DATASET CONTENT:
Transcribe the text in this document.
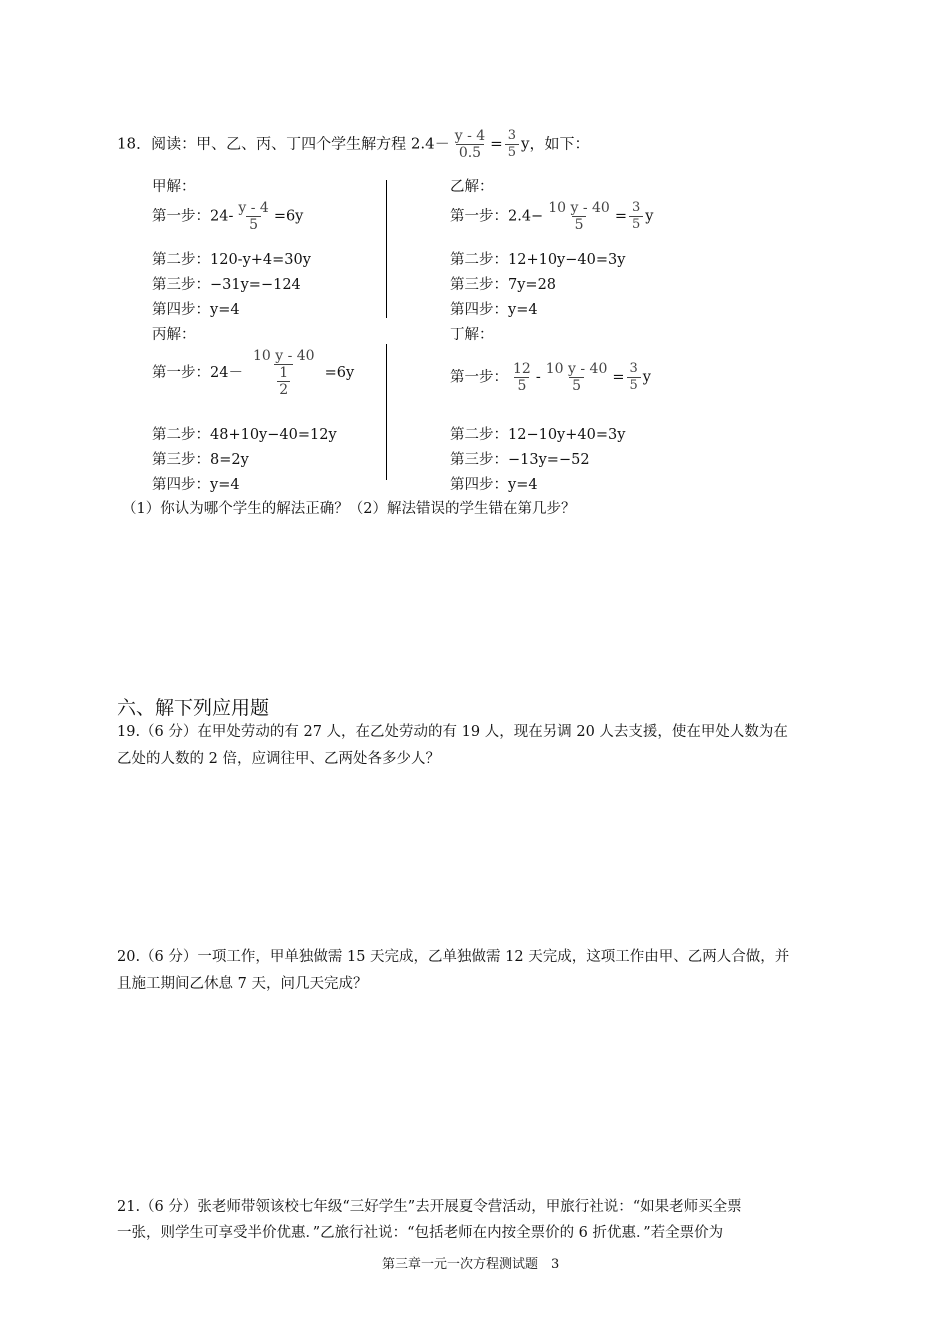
18．阅读：甲、乙、丙、丁四个学生解方程 $2.4- \frac{y - 4}{0.5} = \frac{3}{5}$ y，如下：
甲解：
第一步：$24- \frac{y - 4}{5} =6y$
第二步：120-y+4=30y
第三步：−31y=−124
第四步：y=4
乙解：
第一步：$2.4- \frac{10 y - 40}{5} = \frac{3}{5}$ y
第二步：12+10y−40=3y
第三步：7y=28
第四步：y=4
丙解：
第一步：$24- \frac{10 y - 40}{\frac{1}{2}} =6y$
第二步：48+10y−40=12y
第三步：8=2y
第四步：y=4
丁解：
第一步： $\frac{12}{5} - \frac{10 y - 40}{5} = \frac{3}{5}$ y
第二步：12−10y+40=3y
第三步：−13y=−52
第四步：y=4
（1）你认为哪个学生的解法正确？（2）解法错误的学生错在第几步？
六、解下列应用题
19.（6 分）在甲处劳动的有 27 人，在乙处劳动的有 19 人，现在另调 20 人去支援，使在甲处人数为在
乙处的人数的 2 倍，应调往甲、乙两处各多少人？
20.（6 分）一项工作，甲单独做需 15 天完成，乙单独做需 12 天完成，这项工作由甲、乙两人合做，并
且施工期间乙休息 7 天，问几天完成？
21.（6 分）张老师带领该校七年级“三好学生”去开展夏令营活动，甲旅行社说：“如果老师买全票
一张，则学生可享受半价优惠．”乙旅行社说：“包括老师在内按全票价的 6 折优惠．”若全票价为
第三章一元一次方程测试题　3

GOAL: Transcribe all the records above word for word, without their images.

RESULT OF THE TASK:
Transcribe the text in this document.
18．阅读：甲、乙、丙、丁四个学生解方程 $2.4- \frac{y - 4}{0.5} = \frac{3}{5}$ y，如下：
甲解：
第一步：$24- \frac{y - 4}{5} =6y$
第二步：120-y+4=30y
第三步：−31y=−124
第四步：y=4
乙解：
第一步：$2.4- \frac{10 y - 40}{5} = \frac{3}{5}$ y
第二步：12+10y−40=3y
第三步：7y=28
第四步：y=4
丙解：
第一步：$24- \frac{10 y - 40}{\frac{1}{2}} =6y$
第二步：48+10y−40=12y
第三步：8=2y
第四步：y=4
丁解：
第一步： $\frac{12}{5} - \frac{10 y - 40}{5} = \frac{3}{5}$ y
第二步：12−10y+40=3y
第三步：−13y=−52
第四步：y=4
（1）你认为哪个学生的解法正确？（2）解法错误的学生错在第几步？
六、解下列应用题
19.（6 分）在甲处劳动的有 27 人，在乙处劳动的有 19 人，现在另调 20 人去支援，使在甲处人数为在
乙处的人数的 2 倍，应调往甲、乙两处各多少人？
20.（6 分）一项工作，甲单独做需 15 天完成，乙单独做需 12 天完成，这项工作由甲、乙两人合做，并
且施工期间乙休息 7 天，问几天完成？
21.（6 分）张老师带领该校七年级“三好学生”去开展夏令营活动，甲旅行社说：“如果老师买全票
一张，则学生可享受半价优惠．”乙旅行社说：“包括老师在内按全票价的 6 折优惠．”若全票价为
第三章一元一次方程测试题　3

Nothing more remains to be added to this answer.